#### Record excerpts:
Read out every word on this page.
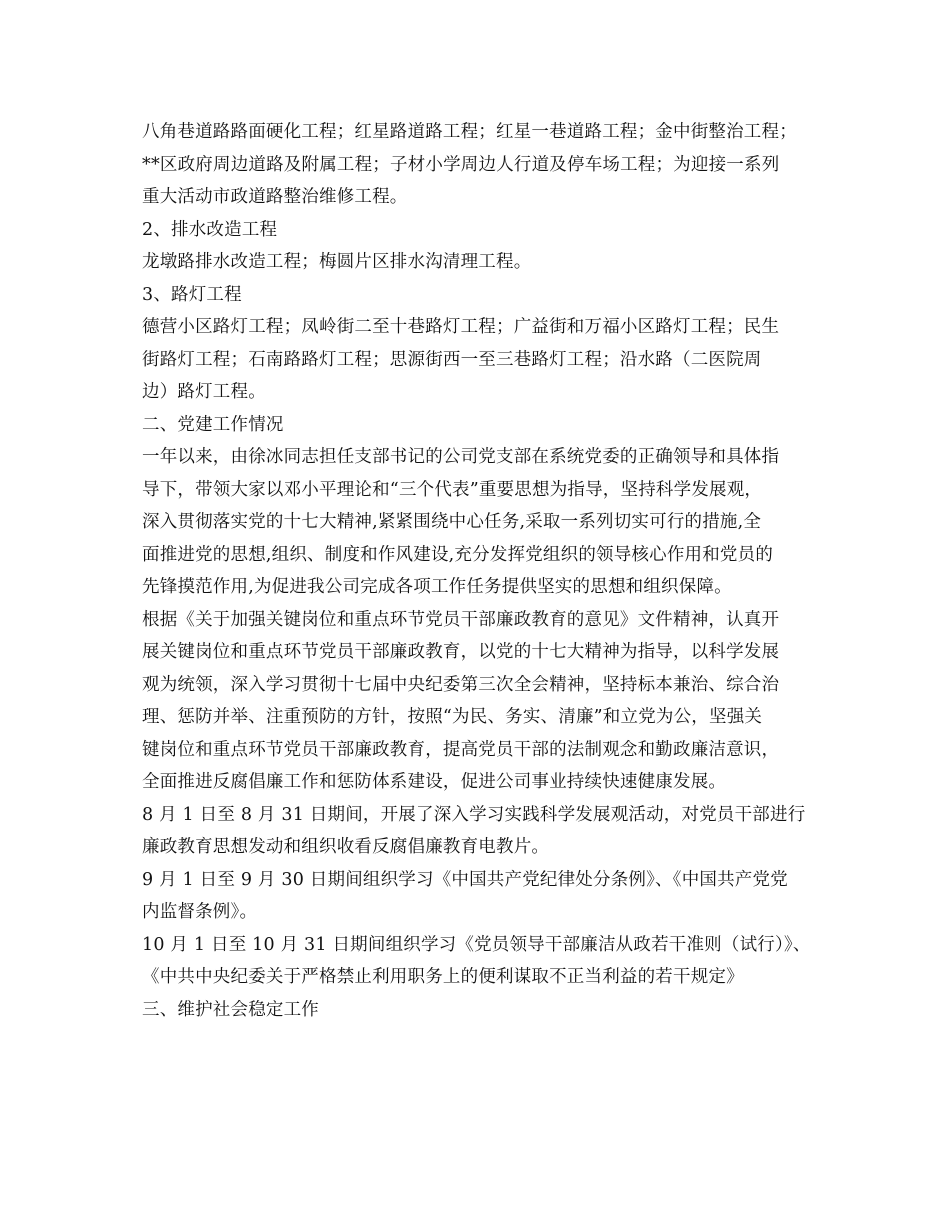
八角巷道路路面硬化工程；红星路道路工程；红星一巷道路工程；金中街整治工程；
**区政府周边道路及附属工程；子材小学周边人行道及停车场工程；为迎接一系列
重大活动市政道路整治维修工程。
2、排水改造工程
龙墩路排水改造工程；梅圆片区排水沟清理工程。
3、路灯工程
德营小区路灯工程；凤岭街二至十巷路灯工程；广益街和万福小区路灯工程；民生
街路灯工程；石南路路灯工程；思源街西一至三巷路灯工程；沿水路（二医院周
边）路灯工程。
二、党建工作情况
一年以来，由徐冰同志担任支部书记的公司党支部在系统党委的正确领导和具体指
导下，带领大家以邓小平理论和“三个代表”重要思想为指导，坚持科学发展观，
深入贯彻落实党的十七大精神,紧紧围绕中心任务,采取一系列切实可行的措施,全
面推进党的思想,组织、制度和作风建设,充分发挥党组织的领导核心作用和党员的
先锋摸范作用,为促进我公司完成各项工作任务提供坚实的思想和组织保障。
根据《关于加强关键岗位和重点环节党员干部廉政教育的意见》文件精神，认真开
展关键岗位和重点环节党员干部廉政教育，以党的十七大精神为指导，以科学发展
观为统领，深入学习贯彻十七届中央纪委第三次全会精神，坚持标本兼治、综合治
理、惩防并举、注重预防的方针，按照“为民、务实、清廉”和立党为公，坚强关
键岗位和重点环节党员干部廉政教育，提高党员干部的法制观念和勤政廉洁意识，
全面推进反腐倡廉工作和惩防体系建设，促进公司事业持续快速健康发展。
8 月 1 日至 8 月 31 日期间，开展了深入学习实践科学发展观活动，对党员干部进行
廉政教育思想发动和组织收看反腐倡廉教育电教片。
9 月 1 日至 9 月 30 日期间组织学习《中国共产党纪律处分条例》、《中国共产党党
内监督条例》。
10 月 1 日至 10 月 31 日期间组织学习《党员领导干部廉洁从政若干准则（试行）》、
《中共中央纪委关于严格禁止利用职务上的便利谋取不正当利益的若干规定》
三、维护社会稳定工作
==
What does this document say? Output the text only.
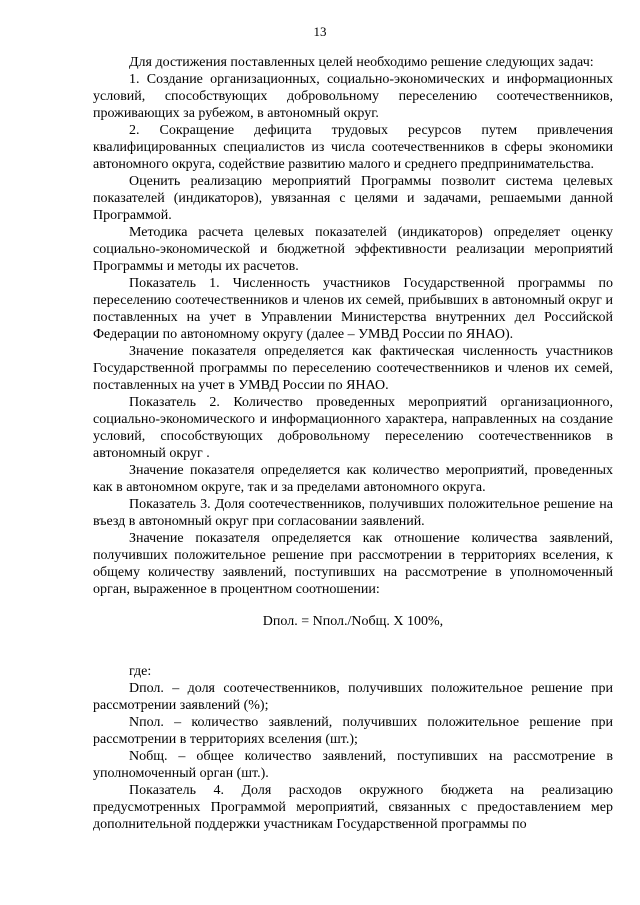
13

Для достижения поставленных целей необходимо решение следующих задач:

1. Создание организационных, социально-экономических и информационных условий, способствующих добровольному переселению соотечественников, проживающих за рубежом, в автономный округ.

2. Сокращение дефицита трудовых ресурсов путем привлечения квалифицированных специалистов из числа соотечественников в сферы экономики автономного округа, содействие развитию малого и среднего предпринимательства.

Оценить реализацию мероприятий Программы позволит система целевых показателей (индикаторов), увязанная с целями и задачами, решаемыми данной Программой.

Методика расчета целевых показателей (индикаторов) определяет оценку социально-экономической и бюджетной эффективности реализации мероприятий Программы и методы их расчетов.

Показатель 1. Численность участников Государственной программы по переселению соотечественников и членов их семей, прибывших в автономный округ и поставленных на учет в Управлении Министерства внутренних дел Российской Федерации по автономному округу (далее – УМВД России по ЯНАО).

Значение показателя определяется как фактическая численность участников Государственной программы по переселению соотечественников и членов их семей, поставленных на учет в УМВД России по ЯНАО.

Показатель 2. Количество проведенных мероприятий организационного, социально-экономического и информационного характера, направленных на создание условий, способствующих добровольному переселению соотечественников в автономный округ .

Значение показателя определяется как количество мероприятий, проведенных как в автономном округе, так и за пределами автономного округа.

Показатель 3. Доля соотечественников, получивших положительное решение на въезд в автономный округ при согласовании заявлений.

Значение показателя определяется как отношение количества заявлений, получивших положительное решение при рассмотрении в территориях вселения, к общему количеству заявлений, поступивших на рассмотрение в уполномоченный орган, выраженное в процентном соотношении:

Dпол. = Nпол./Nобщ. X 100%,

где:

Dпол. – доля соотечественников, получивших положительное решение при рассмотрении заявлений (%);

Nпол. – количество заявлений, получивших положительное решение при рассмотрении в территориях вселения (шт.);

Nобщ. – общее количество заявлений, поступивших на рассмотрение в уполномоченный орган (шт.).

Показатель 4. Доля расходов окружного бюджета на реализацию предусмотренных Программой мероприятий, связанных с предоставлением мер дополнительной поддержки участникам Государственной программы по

#### Task to carry out:
Collect the lines of the records that include the string "заявлений".

#### Exercise result:
Показатель 3. Доля соотечественников, получивших положительное решение на въезд в автономный округ при согласовании заявлений.
Значение показателя определяется как отношение количества заявлений, получивших положительное решение при рассмотрении в территориях вселения, к общему количеству заявлений, поступивших на рассмотрение в уполномоченный орган, выраженное в процентном соотношении:
Dпол. – доля соотечественников, получивших положительное решение при рассмотрении заявлений (%);
Nпол. – количество заявлений, получивших положительное решение при рассмотрении в территориях вселения (шт.);
Nобщ. – общее количество заявлений, поступивших на рассмотрение в уполномоченный орган (шт.).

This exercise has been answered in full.